→ STATED TASK: All records are to be retyped faithfully and completely.

# RECORDS SHOWN start

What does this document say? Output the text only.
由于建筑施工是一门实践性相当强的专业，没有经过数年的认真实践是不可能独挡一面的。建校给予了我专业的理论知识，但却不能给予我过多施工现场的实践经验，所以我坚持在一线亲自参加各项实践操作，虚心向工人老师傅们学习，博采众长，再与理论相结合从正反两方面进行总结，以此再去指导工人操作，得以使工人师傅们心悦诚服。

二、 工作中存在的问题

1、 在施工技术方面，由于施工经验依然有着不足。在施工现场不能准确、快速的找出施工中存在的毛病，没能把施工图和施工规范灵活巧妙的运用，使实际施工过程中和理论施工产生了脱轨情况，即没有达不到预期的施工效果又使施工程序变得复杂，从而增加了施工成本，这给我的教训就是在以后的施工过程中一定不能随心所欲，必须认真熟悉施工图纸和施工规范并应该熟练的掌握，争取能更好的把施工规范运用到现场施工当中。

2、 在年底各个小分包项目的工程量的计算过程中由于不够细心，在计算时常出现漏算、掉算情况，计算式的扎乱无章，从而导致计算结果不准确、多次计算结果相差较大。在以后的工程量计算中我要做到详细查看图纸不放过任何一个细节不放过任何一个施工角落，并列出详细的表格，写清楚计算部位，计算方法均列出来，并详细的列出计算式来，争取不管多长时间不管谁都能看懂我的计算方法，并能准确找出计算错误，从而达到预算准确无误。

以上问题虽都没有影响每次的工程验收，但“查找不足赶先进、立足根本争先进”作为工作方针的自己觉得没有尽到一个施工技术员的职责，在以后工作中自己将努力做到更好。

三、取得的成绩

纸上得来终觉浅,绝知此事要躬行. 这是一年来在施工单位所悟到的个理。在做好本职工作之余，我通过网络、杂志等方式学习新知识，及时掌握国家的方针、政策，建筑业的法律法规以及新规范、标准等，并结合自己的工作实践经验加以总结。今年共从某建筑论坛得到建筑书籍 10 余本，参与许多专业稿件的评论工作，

# RECORDS SHOWN end

→ THE ANSWER:
What does this document say? Output the text only.
由于建筑施工是一门实践性相当强的专业，没有经过数年的认真实践是不可能独挡一面的。建校给予了我专业的理论知识，但却不能给予我过多施工现场的实践经验，所以我坚持在一线亲自参加各项实践操作，虚心向工人老师傅们学习，博采众长，再与理论相结合从正反两方面进行总结，以此再去指导工人操作，得以使工人师傅们心悦诚服。

二、 工作中存在的问题

1、 在施工技术方面，由于施工经验依然有着不足。在施工现场不能准确、快速的找出施工中存在的毛病，没能把施工图和施工规范灵活巧妙的运用，使实际施工过程中和理论施工产生了脱轨情况，即没有达不到预期的施工效果又使施工程序变得复杂，从而增加了施工成本，这给我的教训就是在以后的施工过程中一定不能随心所欲，必须认真熟悉施工图纸和施工规范并应该熟练的掌握，争取能更好的把施工规范运用到现场施工当中。

2、 在年底各个小分包项目的工程量的计算过程中由于不够细心，在计算时常出现漏算、掉算情况，计算式的扎乱无章，从而导致计算结果不准确、多次计算结果相差较大。在以后的工程量计算中我要做到详细查看图纸不放过任何一个细节不放过任何一个施工角落，并列出详细的表格，写清楚计算部位，计算方法均列出来，并详细的列出计算式来，争取不管多长时间不管谁都能看懂我的计算方法，并能准确找出计算错误，从而达到预算准确无误。

以上问题虽都没有影响每次的工程验收，但“查找不足赶先进、立足根本争先进”作为工作方针的自己觉得没有尽到一个施工技术员的职责，在以后工作中自己将努力做到更好。

三、取得的成绩

纸上得来终觉浅,绝知此事要躬行. 这是一年来在施工单位所悟到的个理。在做好本职工作之余，我通过网络、杂志等方式学习新知识，及时掌握国家的方针、政策，建筑业的法律法规以及新规范、标准等，并结合自己的工作实践经验加以总结。今年共从某建筑论坛得到建筑书籍 10 余本，参与许多专业稿件的评论工作，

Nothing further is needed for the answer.